• _Records for this exercise_:
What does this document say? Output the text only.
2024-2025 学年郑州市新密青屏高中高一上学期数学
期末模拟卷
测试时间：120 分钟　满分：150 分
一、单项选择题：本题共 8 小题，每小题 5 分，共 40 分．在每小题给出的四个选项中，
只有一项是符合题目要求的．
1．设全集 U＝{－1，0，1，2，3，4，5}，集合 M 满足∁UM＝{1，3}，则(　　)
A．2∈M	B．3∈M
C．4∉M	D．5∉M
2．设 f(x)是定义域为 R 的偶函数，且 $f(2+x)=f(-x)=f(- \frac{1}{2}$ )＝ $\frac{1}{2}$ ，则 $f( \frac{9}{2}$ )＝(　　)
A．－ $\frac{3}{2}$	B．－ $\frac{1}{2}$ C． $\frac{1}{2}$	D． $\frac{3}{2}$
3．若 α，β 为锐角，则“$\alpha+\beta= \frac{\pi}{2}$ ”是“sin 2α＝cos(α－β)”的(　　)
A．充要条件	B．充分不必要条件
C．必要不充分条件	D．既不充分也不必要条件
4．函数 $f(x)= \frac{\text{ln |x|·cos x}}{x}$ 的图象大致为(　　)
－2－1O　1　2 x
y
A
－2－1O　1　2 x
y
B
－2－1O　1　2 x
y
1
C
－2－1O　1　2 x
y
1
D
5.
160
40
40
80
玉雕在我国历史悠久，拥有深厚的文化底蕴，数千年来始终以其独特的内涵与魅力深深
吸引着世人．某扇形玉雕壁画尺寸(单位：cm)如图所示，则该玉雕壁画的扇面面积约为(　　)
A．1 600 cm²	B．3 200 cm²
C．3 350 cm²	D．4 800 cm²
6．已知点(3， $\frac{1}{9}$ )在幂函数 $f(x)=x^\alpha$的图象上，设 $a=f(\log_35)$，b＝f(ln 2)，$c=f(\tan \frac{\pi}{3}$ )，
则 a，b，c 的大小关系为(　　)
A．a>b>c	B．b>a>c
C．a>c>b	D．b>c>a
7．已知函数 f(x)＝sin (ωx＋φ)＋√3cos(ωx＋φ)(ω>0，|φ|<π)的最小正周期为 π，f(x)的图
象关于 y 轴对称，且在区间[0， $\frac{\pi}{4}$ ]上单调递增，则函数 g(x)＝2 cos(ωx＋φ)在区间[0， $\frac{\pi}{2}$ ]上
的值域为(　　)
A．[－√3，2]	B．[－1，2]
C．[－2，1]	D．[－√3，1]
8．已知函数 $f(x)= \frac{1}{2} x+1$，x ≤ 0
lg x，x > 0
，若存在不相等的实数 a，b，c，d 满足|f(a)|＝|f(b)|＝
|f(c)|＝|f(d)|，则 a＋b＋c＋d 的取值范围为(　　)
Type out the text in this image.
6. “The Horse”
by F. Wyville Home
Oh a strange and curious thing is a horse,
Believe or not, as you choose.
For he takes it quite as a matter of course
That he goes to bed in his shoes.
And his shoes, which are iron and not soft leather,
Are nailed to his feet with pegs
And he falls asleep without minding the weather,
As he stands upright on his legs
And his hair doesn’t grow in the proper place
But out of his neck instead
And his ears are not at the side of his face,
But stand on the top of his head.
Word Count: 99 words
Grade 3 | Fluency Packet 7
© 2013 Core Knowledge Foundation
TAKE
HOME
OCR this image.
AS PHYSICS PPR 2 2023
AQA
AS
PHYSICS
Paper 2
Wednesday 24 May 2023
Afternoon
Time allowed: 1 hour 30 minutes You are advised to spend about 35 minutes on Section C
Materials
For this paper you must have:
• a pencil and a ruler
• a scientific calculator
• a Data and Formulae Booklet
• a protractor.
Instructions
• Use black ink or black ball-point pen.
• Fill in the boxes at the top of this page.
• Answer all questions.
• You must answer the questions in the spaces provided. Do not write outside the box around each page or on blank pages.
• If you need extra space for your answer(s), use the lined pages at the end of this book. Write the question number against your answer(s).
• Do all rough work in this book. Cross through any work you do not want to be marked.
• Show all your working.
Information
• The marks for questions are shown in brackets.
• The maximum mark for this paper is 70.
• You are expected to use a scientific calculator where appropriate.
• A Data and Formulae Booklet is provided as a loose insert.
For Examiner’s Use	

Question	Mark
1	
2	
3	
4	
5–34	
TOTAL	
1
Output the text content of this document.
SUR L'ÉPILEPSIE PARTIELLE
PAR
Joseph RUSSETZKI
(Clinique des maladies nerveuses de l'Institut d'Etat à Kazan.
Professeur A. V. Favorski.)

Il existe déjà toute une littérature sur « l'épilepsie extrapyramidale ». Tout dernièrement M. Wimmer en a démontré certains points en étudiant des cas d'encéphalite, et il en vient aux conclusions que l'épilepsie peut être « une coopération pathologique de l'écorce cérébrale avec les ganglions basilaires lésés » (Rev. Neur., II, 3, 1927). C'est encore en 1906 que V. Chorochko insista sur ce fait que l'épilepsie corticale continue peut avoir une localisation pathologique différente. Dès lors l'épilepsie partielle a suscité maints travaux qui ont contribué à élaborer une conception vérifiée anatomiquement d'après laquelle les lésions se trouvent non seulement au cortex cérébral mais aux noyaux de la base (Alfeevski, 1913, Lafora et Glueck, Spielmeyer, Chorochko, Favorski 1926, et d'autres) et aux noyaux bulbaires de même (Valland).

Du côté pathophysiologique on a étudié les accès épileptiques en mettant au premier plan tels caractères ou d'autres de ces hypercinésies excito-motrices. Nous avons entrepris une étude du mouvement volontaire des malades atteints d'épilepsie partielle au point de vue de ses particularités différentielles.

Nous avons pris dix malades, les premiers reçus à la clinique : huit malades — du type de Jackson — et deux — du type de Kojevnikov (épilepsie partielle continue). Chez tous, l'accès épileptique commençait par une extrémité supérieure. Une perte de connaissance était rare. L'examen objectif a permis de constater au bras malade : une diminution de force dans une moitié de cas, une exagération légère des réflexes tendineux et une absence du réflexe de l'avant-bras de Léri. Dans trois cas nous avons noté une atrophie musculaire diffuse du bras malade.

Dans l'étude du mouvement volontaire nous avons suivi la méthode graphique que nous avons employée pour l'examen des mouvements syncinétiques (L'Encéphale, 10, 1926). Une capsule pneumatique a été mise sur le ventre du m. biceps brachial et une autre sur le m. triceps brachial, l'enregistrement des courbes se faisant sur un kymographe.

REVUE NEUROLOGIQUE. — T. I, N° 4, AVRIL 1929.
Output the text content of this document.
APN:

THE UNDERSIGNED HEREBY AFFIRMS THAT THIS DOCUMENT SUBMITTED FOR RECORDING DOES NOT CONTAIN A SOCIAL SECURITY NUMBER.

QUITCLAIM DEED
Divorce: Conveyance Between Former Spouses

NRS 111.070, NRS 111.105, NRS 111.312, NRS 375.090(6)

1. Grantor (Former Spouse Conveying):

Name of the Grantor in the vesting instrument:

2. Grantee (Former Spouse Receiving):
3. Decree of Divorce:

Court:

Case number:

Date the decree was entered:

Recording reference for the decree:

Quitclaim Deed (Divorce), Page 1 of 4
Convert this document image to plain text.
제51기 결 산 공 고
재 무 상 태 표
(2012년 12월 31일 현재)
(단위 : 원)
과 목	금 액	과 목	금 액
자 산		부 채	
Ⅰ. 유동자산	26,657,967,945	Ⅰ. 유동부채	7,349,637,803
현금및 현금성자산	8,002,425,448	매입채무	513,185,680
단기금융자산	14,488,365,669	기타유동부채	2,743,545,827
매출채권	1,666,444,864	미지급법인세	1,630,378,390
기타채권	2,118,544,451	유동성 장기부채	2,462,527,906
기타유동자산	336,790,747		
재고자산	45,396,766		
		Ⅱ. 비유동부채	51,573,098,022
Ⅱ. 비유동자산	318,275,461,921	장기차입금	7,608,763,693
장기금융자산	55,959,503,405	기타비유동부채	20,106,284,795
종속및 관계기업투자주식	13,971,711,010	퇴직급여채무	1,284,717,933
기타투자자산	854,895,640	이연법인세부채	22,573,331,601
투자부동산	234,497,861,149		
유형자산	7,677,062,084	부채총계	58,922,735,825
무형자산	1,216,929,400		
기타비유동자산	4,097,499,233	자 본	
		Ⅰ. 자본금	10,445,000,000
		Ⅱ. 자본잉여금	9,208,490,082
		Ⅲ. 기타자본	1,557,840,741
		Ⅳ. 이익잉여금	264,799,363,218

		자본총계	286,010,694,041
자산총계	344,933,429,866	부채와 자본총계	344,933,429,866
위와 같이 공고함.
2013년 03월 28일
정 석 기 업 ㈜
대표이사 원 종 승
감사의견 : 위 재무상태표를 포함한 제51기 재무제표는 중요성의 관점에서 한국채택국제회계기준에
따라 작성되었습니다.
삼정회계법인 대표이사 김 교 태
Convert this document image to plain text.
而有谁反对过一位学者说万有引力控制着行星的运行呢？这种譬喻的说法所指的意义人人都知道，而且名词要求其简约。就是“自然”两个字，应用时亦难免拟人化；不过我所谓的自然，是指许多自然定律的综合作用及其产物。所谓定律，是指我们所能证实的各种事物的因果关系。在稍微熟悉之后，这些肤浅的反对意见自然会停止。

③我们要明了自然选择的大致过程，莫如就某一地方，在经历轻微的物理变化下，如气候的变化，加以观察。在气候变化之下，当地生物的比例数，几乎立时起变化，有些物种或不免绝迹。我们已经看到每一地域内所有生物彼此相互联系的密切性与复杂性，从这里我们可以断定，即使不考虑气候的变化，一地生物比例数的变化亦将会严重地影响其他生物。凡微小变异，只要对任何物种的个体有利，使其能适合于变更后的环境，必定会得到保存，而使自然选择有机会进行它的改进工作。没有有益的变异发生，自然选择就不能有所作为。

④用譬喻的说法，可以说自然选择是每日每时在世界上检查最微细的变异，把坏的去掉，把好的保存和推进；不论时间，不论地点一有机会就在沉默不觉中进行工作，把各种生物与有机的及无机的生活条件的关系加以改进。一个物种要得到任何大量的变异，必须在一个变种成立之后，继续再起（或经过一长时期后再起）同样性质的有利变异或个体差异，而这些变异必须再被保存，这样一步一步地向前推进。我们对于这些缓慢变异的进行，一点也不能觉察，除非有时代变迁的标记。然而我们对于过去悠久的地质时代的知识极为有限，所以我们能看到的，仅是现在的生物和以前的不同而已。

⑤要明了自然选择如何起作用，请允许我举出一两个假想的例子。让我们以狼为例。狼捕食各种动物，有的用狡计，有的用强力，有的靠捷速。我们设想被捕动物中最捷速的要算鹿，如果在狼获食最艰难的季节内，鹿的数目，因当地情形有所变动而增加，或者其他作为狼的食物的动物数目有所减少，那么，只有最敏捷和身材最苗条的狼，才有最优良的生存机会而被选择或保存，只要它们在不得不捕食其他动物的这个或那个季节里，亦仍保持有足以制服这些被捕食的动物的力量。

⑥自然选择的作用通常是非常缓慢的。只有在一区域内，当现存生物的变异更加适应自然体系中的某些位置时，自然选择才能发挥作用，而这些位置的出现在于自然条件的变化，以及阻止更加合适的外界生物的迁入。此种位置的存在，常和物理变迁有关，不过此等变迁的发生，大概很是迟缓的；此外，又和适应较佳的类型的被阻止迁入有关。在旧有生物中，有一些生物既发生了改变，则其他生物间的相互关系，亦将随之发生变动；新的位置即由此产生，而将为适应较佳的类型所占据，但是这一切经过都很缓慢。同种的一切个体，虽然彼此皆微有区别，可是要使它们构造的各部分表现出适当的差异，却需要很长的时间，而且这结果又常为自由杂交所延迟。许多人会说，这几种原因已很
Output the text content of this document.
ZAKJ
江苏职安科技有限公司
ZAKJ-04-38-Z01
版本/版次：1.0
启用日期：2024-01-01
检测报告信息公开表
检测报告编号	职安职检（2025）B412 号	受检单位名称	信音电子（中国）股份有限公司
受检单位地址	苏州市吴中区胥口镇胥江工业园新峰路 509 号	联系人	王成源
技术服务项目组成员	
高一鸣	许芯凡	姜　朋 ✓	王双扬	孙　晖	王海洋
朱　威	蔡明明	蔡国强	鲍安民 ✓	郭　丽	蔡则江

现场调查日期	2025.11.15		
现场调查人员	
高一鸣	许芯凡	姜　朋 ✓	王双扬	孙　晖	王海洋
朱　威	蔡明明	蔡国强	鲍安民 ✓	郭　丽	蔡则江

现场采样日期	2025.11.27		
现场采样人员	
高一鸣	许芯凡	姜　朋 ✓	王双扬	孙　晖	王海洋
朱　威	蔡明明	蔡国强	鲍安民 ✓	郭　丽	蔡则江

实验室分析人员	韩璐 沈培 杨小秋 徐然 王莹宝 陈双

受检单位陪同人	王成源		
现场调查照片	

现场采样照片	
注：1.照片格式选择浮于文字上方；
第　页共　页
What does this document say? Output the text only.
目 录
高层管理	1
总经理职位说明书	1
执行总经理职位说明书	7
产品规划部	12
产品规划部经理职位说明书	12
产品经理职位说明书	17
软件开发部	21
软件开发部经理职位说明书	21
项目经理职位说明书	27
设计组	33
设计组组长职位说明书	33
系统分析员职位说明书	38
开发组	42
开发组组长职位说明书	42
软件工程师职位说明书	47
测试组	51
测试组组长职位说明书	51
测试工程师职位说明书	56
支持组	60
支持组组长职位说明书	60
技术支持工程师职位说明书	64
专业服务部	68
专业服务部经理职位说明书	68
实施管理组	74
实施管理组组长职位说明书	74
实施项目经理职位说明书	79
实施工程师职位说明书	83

• _Task objective_: Look through the entries above for the word "Formulae". Copy every line where it shows up.

• _Result of this task_:
• a Data and Formulae Booklet
• A Data and Formulae Booklet is provided as a loose insert.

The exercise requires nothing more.